Aim:
Give the data below again exactly as it stands. Omit the pictures.

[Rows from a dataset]
◆ ◆ ◆ ◆ ◆ ◆ ◆

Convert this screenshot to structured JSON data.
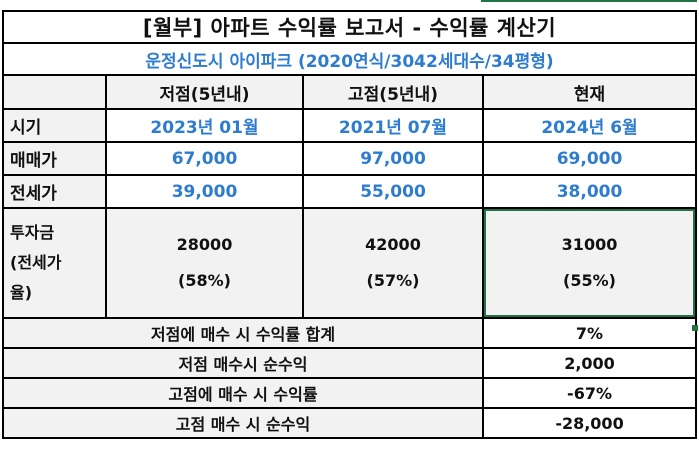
{
  "title": "[월부] 아파트 수익률 보고서 - 수익률 계산기",
  "subtitle": "운정신도시 아이파크 (2020연식/3042세대수/34평형)",
  "columns": [
    "저점(5년내)",
    "고점(5년내)",
    "현재"
  ],
  "rows": {
    "period": {
      "label": "시기",
      "values": [
        "2023년 01월",
        "2021년 07월",
        "2024년 6월"
      ]
    },
    "sale": {
      "label": "매매가",
      "values": [
        "67,000",
        "97,000",
        "69,000"
      ]
    },
    "jeonse": {
      "label": "전세가",
      "values": [
        "39,000",
        "55,000",
        "38,000"
      ]
    },
    "invest": {
      "label_lines": [
        "투자금",
        "(전세가",
        "율)"
      ],
      "amounts": [
        "28000",
        "42000",
        "31000"
      ],
      "ratios": [
        "(58%)",
        "(57%)",
        "(55%)"
      ]
    }
  },
  "summary": [
    {
      "label": "저점에 매수 시 수익률 합계",
      "value": "7%"
    },
    {
      "label": "저점 매수시 순수익",
      "value": "2,000"
    },
    {
      "label": "고점에 매수 시 수익률",
      "value": "-67%"
    },
    {
      "label": "고점 매수 시 순수익",
      "value": "-28,000"
    }
  ],
  "colors": {
    "accent_blue": "#2e7ccf",
    "selection_green": "#217346",
    "header_gray": "#f2f2f2"
  }
}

◆ ◆ ◆ ◆ ◆ ◆ ◆

Full solution:
Convert this screenshot to structured JSON data.
{
  "title": "[월부] 아파트 수익률 보고서 - 수익률 계산기",
  "subtitle": "운정신도시 아이파크 (2020연식/3042세대수/34평형)",
  "columns": [
    "저점(5년내)",
    "고점(5년내)",
    "현재"
  ],
  "rows": {
    "period": {
      "label": "시기",
      "values": [
        "2023년 01월",
        "2021년 07월",
        "2024년 6월"
      ]
    },
    "sale": {
      "label": "매매가",
      "values": [
        "67,000",
        "97,000",
        "69,000"
      ]
    },
    "jeonse": {
      "label": "전세가",
      "values": [
        "39,000",
        "55,000",
        "38,000"
      ]
    },
    "invest": {
      "label_lines": [
        "투자금",
        "(전세가",
        "율)"
      ],
      "amounts": [
        "28000",
        "42000",
        "31000"
      ],
      "ratios": [
        "(58%)",
        "(57%)",
        "(55%)"
      ]
    }
  },
  "summary": [
    {
      "label": "저점에 매수 시 수익률 합계",
      "value": "7%"
    },
    {
      "label": "저점 매수시 순수익",
      "value": "2,000"
    },
    {
      "label": "고점에 매수 시 수익률",
      "value": "-67%"
    },
    {
      "label": "고점 매수 시 순수익",
      "value": "-28,000"
    }
  ],
  "colors": {
    "accent_blue": "#2e7ccf",
    "selection_green": "#217346",
    "header_gray": "#f2f2f2"
  }
}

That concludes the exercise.